Task data:
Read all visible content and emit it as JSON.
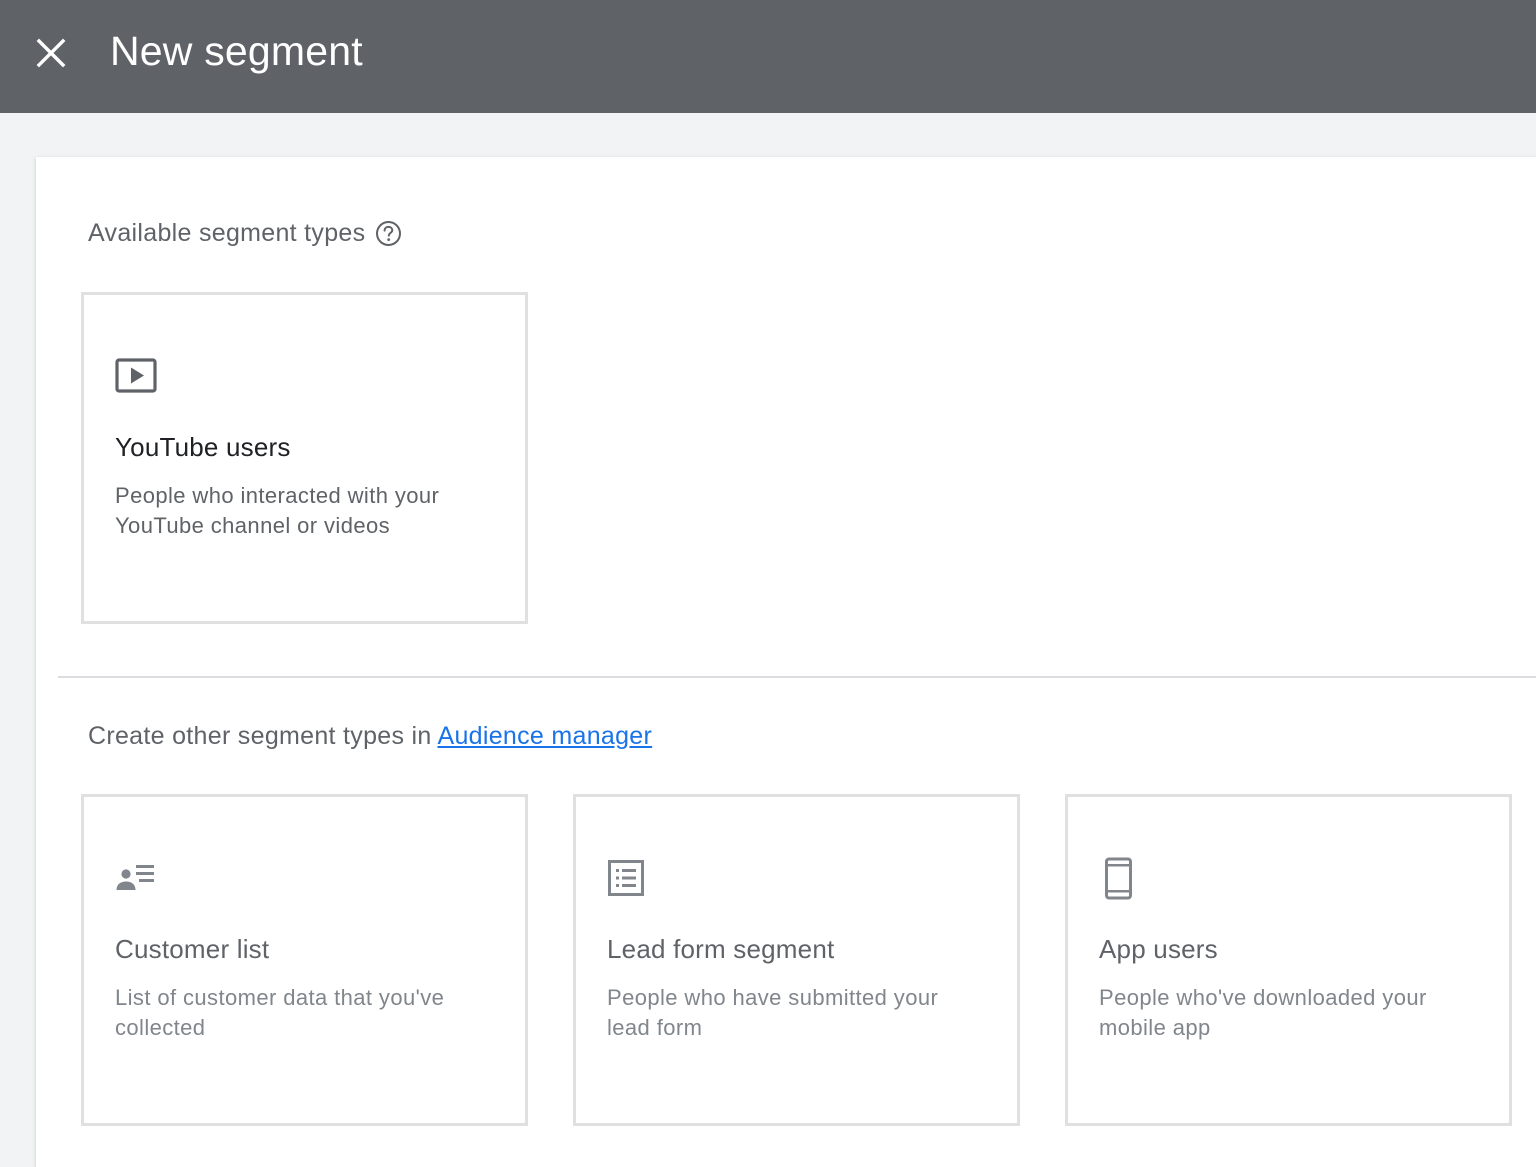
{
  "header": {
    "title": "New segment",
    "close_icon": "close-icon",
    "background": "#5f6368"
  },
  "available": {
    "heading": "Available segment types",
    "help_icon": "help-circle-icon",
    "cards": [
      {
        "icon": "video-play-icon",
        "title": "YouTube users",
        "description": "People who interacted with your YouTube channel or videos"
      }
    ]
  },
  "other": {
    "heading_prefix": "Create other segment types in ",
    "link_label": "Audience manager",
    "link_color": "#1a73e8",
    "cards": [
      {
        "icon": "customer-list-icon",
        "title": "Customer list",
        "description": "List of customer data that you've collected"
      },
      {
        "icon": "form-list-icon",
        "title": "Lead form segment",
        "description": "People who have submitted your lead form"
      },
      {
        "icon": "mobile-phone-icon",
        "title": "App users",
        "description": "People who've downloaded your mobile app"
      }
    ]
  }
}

--

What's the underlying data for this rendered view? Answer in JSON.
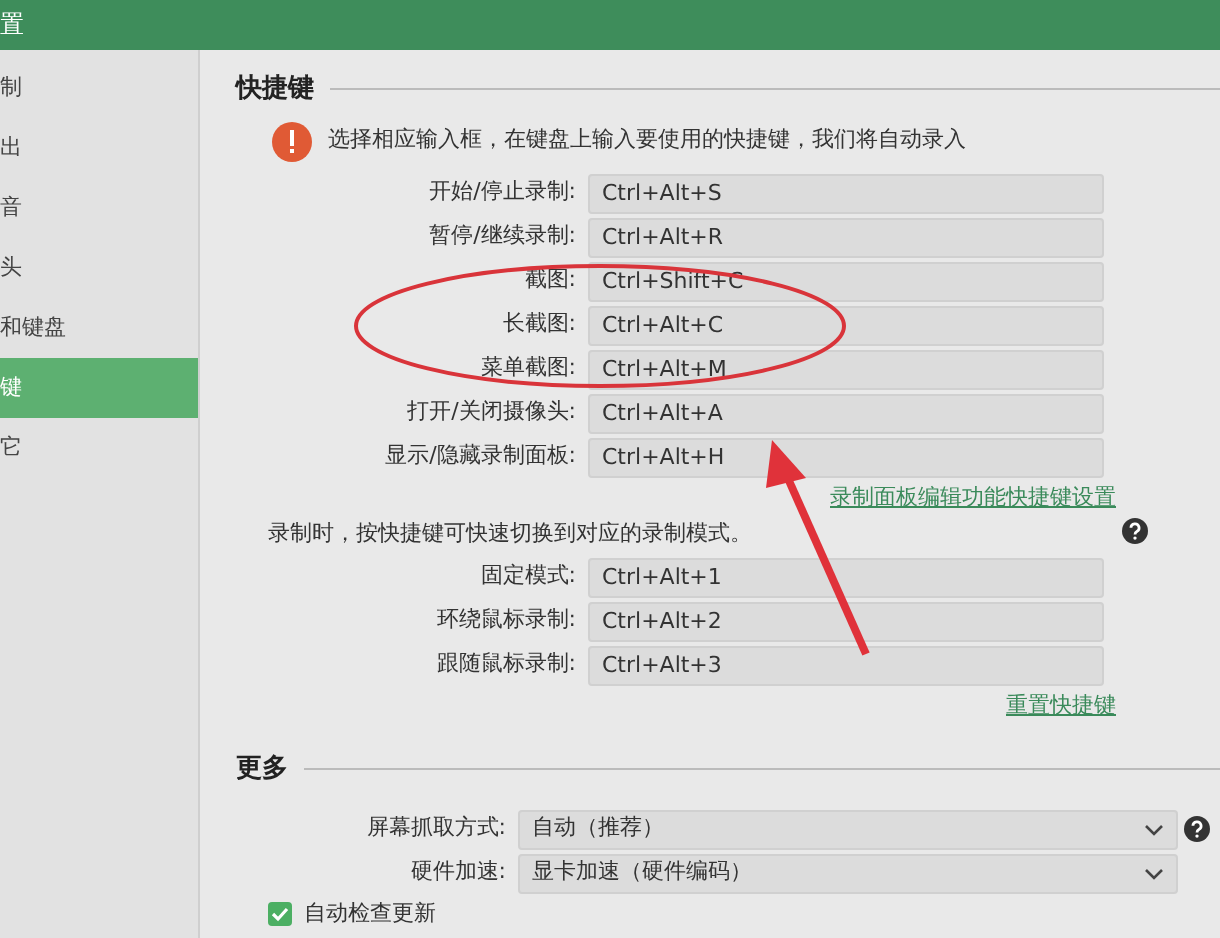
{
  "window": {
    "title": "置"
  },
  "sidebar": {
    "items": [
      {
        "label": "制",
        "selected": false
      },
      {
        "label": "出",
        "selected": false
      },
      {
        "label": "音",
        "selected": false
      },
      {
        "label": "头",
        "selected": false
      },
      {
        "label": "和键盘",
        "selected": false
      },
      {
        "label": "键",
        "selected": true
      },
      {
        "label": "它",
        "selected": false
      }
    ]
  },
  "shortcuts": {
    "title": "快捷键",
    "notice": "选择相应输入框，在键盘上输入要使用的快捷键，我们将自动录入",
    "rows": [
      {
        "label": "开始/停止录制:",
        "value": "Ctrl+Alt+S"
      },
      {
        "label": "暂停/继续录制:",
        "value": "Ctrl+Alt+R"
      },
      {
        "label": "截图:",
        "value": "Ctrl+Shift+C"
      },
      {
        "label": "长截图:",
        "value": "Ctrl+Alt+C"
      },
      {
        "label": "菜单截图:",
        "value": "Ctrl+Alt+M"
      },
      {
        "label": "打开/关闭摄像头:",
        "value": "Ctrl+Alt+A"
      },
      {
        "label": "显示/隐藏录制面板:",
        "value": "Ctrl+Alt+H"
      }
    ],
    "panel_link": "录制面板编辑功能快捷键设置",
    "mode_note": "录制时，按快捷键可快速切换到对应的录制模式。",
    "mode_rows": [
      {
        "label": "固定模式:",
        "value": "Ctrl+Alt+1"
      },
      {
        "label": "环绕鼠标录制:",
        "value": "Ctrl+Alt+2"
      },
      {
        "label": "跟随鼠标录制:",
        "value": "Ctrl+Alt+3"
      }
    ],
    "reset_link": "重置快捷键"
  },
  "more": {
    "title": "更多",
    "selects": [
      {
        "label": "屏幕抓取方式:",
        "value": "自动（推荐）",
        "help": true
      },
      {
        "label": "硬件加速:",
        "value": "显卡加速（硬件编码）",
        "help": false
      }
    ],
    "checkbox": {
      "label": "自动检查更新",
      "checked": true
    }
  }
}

What you are asked to do: Isolate each line of the listing above that includes "icon". Copy it.

Complete response:
    "close_icon": "close-icon",
    "help_icon": "help-circle-icon",
        "icon": "video-play-icon",
        "icon": "customer-list-icon",
        "icon": "form-list-icon",
        "icon": "mobile-phone-icon",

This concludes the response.